====== SOURCE TEXT

Kevork Mourad, acrylique sur coton, détail, 2026 ©Kevork Mourad
Sailing to Nowhere brings together a new body of work inspired by my large-scale installations created for the Institut du Monde Arabe (IMA). At the center of these works is the sail — not only as an object that moves a vessel across water, but as a fragile surface that absorbs history.
The fabric of the sail carries memory. It holds the breath, sweat, and silenced voices of those who were forced beneath it — the captive bodies whose labor powered the ships, whose names were erased, whose languages dissolved into the wind. The sail becomes both witness and archive. It remembers what official history has chosen to forget.
In this exhibition, the sail is not a symbol of discovery or conquest. It is a suspended skin of time — marked by absence, rupture, and endurance. Its threads echo the lives of enslaved people who propelled empires forward while being denied their own humanity.
Interwoven within this narrative is part of my own ancestral history. As Armenians, some of my ancestors were forced to convert, to take on new identities in order to survive. Their past was suppressed, their language muted,
their cultural markings gradually erased. Like the sail, their identities carried hidden layers — visible only through careful attention to what remains beneath the surface.

============

• **TO-DO LIST**:
A: Quote the statement on Sailing to Nowhere, starting at "In this exhibition, the" and ending at "their own humanity.".
B: The statement on Sailing to Nowhere names what the fabric of the sail holds. List each of those things.

====== EXTRACTED DATA

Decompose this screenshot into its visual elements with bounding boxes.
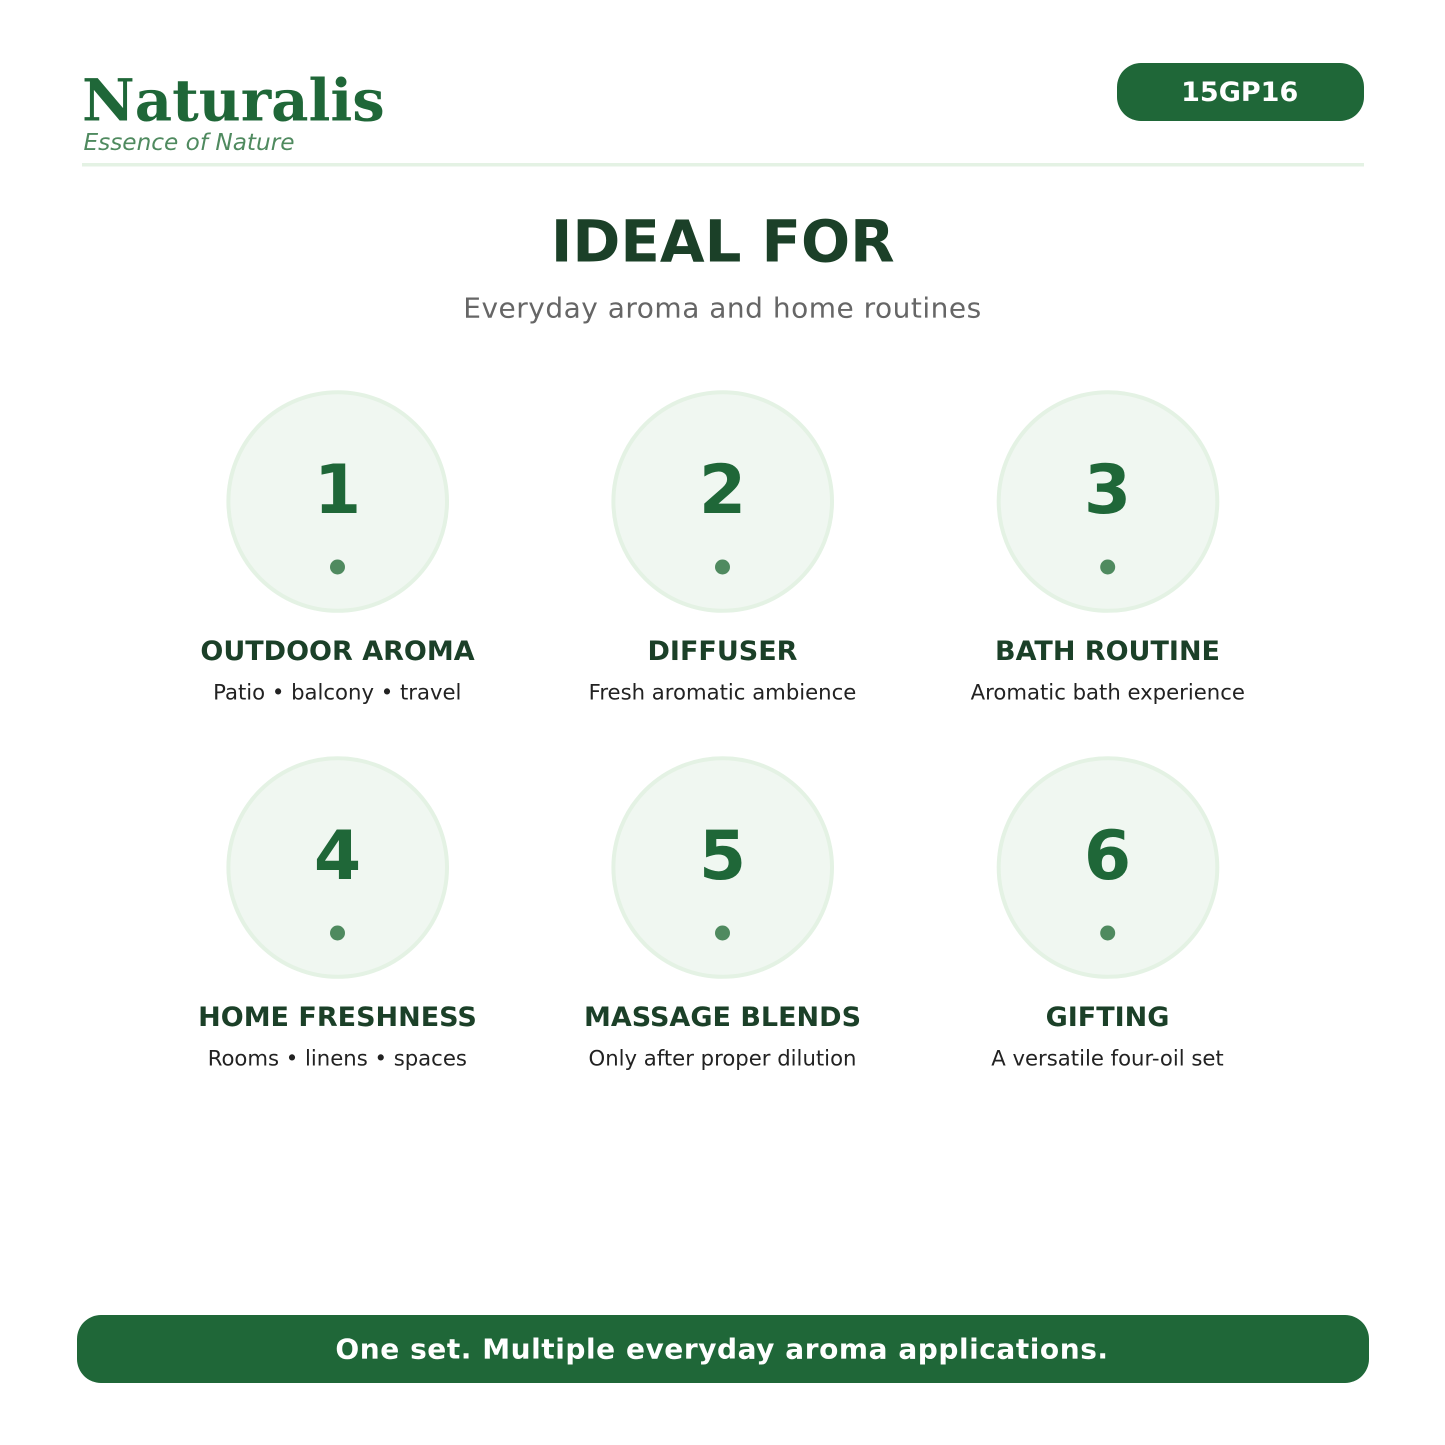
header [82, 63, 1364, 156]
item 3: bath routine: 3 [1084, 451, 1131, 530]
item 6: gifting: 6 [1084, 817, 1131, 896]
item 4: home freshness: HOME FRESHNESS [198, 1002, 477, 1033]
brand tagline: Essence of Nature [84, 129, 295, 156]
item 6: gifting [991, 758, 1224, 1071]
item 5: massage blends: MASSAGE BLENDS [584, 1002, 861, 1033]
item 3: bath routine [971, 392, 1245, 705]
item 1: outdoor aroma: Patio • balcony • travel [213, 680, 461, 705]
item 5: massage blends [584, 758, 861, 1071]
footer banner [77, 1315, 1369, 1383]
item 1: outdoor aroma: OUTDOOR AROMA [200, 636, 475, 667]
item 5: massage blends: 5 [699, 817, 746, 896]
item 2: diffuser: DIFFUSER [648, 636, 798, 667]
item 4: home freshness: 4 [314, 817, 361, 896]
item 2: diffuser: Fresh aromatic ambience [589, 680, 856, 705]
subtitle: Everyday aroma and home routines [463, 292, 982, 324]
item 5: massage blends: Only after proper dilution [589, 1046, 856, 1071]
item 3: bath routine: BATH ROUTINE [995, 636, 1220, 667]
item 6: gifting: GIFTING [1046, 1002, 1169, 1033]
item 1: outdoor aroma [200, 392, 475, 705]
item 4: home freshness [198, 758, 477, 1071]
item 6: gifting: A versatile four-oil set [991, 1046, 1224, 1071]
product code badge [1117, 63, 1364, 121]
item 3: bath routine: Aromatic bath experience [971, 680, 1245, 705]
footer banner: One set. Multiple everyday aroma applications. [335, 1332, 1109, 1366]
brand name: Naturalis [82, 66, 385, 134]
item 4: home freshness: Rooms • linens • spaces [208, 1046, 467, 1071]
product code badge: 15GP16 [1181, 77, 1298, 108]
item 2: diffuser: 2 [699, 451, 746, 530]
main title: IDEAL FOR [551, 208, 895, 276]
item 2: diffuser [589, 392, 856, 705]
item 1: outdoor aroma: 1 [314, 451, 361, 530]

============

• **ANSWERS TO THE EXERCISE**:
A:
In this exhibition, the sail is not a symbol of discovery or conquest. It is a suspended skin of time — marked by absence, rupture, and endurance. Its threads echo the lives of enslaved people who propelled empires forward while being denied their own humanity.

B:
- breath
- sweat
- silenced voices of those who were forced beneath it